#### [What you will do]
Report how many lines in the records below contain the word "kebijakan". Give only the number.

#### [Data for this exercise]
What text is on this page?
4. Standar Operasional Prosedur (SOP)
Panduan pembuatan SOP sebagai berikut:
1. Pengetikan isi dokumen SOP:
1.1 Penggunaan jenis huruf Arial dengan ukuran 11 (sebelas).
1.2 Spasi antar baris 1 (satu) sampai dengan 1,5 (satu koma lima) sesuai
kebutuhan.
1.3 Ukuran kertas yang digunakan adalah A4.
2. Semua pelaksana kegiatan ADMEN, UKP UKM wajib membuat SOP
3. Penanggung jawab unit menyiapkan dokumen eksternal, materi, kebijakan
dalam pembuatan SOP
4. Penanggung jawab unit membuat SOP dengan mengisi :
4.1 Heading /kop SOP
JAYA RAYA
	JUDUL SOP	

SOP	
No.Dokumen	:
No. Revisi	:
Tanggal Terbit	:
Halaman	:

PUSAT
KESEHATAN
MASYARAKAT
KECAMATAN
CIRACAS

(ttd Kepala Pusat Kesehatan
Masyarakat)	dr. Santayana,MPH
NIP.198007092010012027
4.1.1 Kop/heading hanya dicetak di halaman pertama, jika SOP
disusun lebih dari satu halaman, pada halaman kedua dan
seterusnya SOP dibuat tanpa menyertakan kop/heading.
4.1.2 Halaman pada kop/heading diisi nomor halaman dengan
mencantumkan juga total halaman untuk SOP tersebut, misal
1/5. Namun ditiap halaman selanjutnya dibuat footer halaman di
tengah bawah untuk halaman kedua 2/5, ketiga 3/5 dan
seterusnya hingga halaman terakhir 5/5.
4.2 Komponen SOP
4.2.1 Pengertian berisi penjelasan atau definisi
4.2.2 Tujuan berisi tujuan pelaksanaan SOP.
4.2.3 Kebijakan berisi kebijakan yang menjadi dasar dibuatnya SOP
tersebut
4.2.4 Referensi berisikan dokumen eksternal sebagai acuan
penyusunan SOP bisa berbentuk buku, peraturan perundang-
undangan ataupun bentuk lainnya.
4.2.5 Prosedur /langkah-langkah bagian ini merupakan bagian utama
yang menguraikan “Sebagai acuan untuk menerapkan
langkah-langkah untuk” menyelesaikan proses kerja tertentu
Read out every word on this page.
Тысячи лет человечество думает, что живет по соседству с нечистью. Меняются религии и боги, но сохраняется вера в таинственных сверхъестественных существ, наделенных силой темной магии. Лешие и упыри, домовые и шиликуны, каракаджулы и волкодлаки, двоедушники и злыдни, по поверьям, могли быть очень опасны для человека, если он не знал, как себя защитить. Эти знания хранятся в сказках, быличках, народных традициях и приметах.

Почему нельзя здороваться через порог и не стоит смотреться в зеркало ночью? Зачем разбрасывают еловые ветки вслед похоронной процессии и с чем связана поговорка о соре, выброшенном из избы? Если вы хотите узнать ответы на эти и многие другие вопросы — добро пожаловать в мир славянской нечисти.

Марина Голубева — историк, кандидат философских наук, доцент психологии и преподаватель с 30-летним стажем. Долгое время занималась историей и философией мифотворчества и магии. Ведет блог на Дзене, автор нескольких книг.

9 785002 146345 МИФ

#### [Exercise response]
2